● **WHAT TO WORK ON**
Retype the material in full, keeping every word the same.

● **DATA FOR THIS TASK**
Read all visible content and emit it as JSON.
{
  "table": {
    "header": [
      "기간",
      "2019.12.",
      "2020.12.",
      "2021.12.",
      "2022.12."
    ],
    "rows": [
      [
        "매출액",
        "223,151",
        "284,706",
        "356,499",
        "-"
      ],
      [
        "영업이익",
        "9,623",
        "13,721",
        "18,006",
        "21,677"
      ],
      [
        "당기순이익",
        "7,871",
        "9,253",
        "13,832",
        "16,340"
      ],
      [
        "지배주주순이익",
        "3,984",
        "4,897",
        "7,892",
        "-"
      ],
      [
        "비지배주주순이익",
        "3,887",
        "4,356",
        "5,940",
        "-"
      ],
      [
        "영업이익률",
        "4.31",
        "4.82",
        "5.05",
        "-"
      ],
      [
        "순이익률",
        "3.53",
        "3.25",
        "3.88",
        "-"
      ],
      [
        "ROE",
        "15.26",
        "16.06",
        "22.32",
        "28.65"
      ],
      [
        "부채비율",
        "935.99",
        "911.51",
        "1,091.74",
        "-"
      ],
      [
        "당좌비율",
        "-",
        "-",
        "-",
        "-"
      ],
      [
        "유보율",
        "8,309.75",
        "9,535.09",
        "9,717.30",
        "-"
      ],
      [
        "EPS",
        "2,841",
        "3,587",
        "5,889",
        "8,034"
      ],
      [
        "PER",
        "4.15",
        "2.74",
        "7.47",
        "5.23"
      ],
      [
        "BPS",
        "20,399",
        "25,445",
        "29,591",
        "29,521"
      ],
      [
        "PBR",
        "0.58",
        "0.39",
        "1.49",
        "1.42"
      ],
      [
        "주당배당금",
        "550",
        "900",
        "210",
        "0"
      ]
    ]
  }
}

● **SOLUTION BELOW**
Read all visible content and emit it as JSON.
{
  "table": {
    "header": [
      "기간",
      "2019.12.",
      "2020.12.",
      "2021.12.",
      "2022.12."
    ],
    "rows": [
      [
        "매출액",
        "223,151",
        "284,706",
        "356,499",
        "-"
      ],
      [
        "영업이익",
        "9,623",
        "13,721",
        "18,006",
        "21,677"
      ],
      [
        "당기순이익",
        "7,871",
        "9,253",
        "13,832",
        "16,340"
      ],
      [
        "지배주주순이익",
        "3,984",
        "4,897",
        "7,892",
        "-"
      ],
      [
        "비지배주주순이익",
        "3,887",
        "4,356",
        "5,940",
        "-"
      ],
      [
        "영업이익률",
        "4.31",
        "4.82",
        "5.05",
        "-"
      ],
      [
        "순이익률",
        "3.53",
        "3.25",
        "3.88",
        "-"
      ],
      [
        "ROE",
        "15.26",
        "16.06",
        "22.32",
        "28.65"
      ],
      [
        "부채비율",
        "935.99",
        "911.51",
        "1,091.74",
        "-"
      ],
      [
        "당좌비율",
        "-",
        "-",
        "-",
        "-"
      ],
      [
        "유보율",
        "8,309.75",
        "9,535.09",
        "9,717.30",
        "-"
      ],
      [
        "EPS",
        "2,841",
        "3,587",
        "5,889",
        "8,034"
      ],
      [
        "PER",
        "4.15",
        "2.74",
        "7.47",
        "5.23"
      ],
      [
        "BPS",
        "20,399",
        "25,445",
        "29,591",
        "29,521"
      ],
      [
        "PBR",
        "0.58",
        "0.39",
        "1.49",
        "1.42"
      ],
      [
        "주당배당금",
        "550",
        "900",
        "210",
        "0"
      ]
    ]
  }
}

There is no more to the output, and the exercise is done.